■ **Short task**
Below are some records; give them all again exactly, but not the pictures.

Stored records
** BEGIN **

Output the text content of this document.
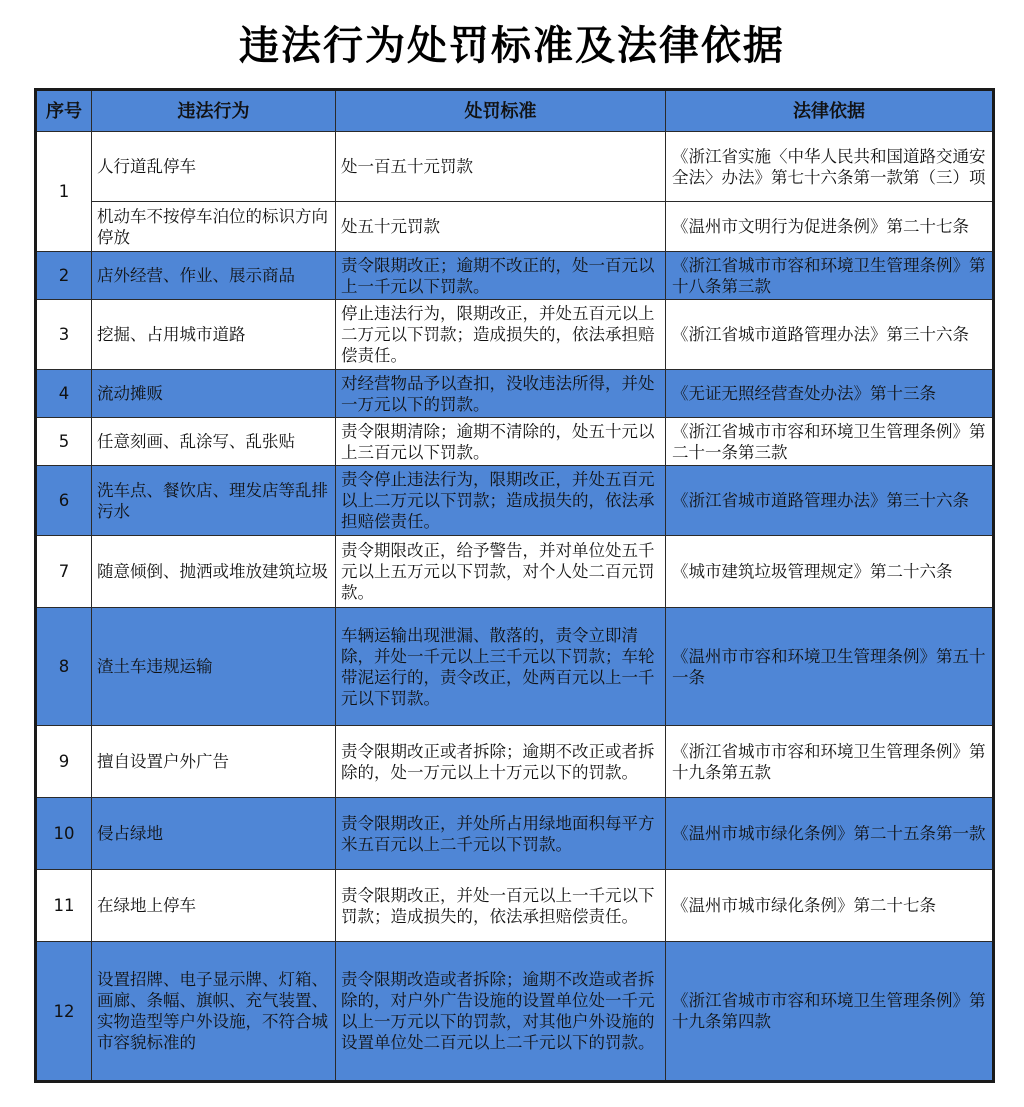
违法行为处罚标准及法律依据
序号	违法行为	处罚标准	法律依据
1	人行道乱停车	处一百五十元罚款	《浙江省实施〈中华人民共和国道路交通安全法〉办法》第七十六条第一款第（三）项
	机动车不按停车泊位的标识方向停放	处五十元罚款	《温州市文明行为促进条例》第二十七条
2	店外经营、作业、展示商品	责令限期改正；逾期不改正的，处一百元以上一千元以下罚款。	《浙江省城市市容和环境卫生管理条例》第十八条第三款
3	挖掘、占用城市道路	停止违法行为，限期改正，并处五百元以上二万元以下罚款；造成损失的，依法承担赔偿责任。	《浙江省城市道路管理办法》第三十六条
4	流动摊贩	对经营物品予以查扣，没收违法所得，并处一万元以下的罚款。	《无证无照经营查处办法》第十三条
5	任意刻画、乱涂写、乱张贴	责令限期清除；逾期不清除的，处五十元以上三百元以下罚款。	《浙江省城市市容和环境卫生管理条例》第二十一条第三款
6	洗车点、餐饮店、理发店等乱排污水	责令停止违法行为，限期改正，并处五百元以上二万元以下罚款；造成损失的，依法承担赔偿责任。	《浙江省城市道路管理办法》第三十六条
7	随意倾倒、抛洒或堆放建筑垃圾	责令期限改正，给予警告，并对单位处五千元以上五万元以下罚款，对个人处二百元罚款。	《城市建筑垃圾管理规定》第二十六条
8	渣土车违规运输	车辆运输出现泄漏、散落的，责令立即清除，并处一千元以上三千元以下罚款；车轮带泥运行的，责令改正，处两百元以上一千元以下罚款。	《温州市市容和环境卫生管理条例》第五十一条
9	擅自设置户外广告	责令限期改正或者拆除；逾期不改正或者拆除的，处一万元以上十万元以下的罚款。	《浙江省城市市容和环境卫生管理条例》第十九条第五款
10	侵占绿地	责令限期改正，并处所占用绿地面积每平方米五百元以上二千元以下罚款。	《温州市城市绿化条例》第二十五条第一款
11	在绿地上停车	责令限期改正，并处一百元以上一千元以下罚款；造成损失的，依法承担赔偿责任。	《温州市城市绿化条例》第二十七条
12	设置招牌、电子显示牌、灯箱、画廊、条幅、旗帜、充气装置、实物造型等户外设施，不符合城市容貌标准的	责令限期改造或者拆除；逾期不改造或者拆除的，对户外广告设施的设置单位处一千元以上一万元以下的罚款，对其他户外设施的设置单位处二百元以上二千元以下的罚款。	《浙江省城市市容和环境卫生管理条例》第十九条第四款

** END **

■ **Exercise answer**
Output the text content of this document.
违法行为处罚标准及法律依据
序号	违法行为	处罚标准	法律依据
1	人行道乱停车	处一百五十元罚款	《浙江省实施〈中华人民共和国道路交通安全法〉办法》第七十六条第一款第（三）项
	机动车不按停车泊位的标识方向停放	处五十元罚款	《温州市文明行为促进条例》第二十七条
2	店外经营、作业、展示商品	责令限期改正；逾期不改正的，处一百元以上一千元以下罚款。	《浙江省城市市容和环境卫生管理条例》第十八条第三款
3	挖掘、占用城市道路	停止违法行为，限期改正，并处五百元以上二万元以下罚款；造成损失的，依法承担赔偿责任。	《浙江省城市道路管理办法》第三十六条
4	流动摊贩	对经营物品予以查扣，没收违法所得，并处一万元以下的罚款。	《无证无照经营查处办法》第十三条
5	任意刻画、乱涂写、乱张贴	责令限期清除；逾期不清除的，处五十元以上三百元以下罚款。	《浙江省城市市容和环境卫生管理条例》第二十一条第三款
6	洗车点、餐饮店、理发店等乱排污水	责令停止违法行为，限期改正，并处五百元以上二万元以下罚款；造成损失的，依法承担赔偿责任。	《浙江省城市道路管理办法》第三十六条
7	随意倾倒、抛洒或堆放建筑垃圾	责令期限改正，给予警告，并对单位处五千元以上五万元以下罚款，对个人处二百元罚款。	《城市建筑垃圾管理规定》第二十六条
8	渣土车违规运输	车辆运输出现泄漏、散落的，责令立即清除，并处一千元以上三千元以下罚款；车轮带泥运行的，责令改正，处两百元以上一千元以下罚款。	《温州市市容和环境卫生管理条例》第五十一条
9	擅自设置户外广告	责令限期改正或者拆除；逾期不改正或者拆除的，处一万元以上十万元以下的罚款。	《浙江省城市市容和环境卫生管理条例》第十九条第五款
10	侵占绿地	责令限期改正，并处所占用绿地面积每平方米五百元以上二千元以下罚款。	《温州市城市绿化条例》第二十五条第一款
11	在绿地上停车	责令限期改正，并处一百元以上一千元以下罚款；造成损失的，依法承担赔偿责任。	《温州市城市绿化条例》第二十七条
12	设置招牌、电子显示牌、灯箱、画廊、条幅、旗帜、充气装置、实物造型等户外设施，不符合城市容貌标准的	责令限期改造或者拆除；逾期不改造或者拆除的，对户外广告设施的设置单位处一千元以上一万元以下的罚款，对其他户外设施的设置单位处二百元以上二千元以下的罚款。	《浙江省城市市容和环境卫生管理条例》第十九条第四款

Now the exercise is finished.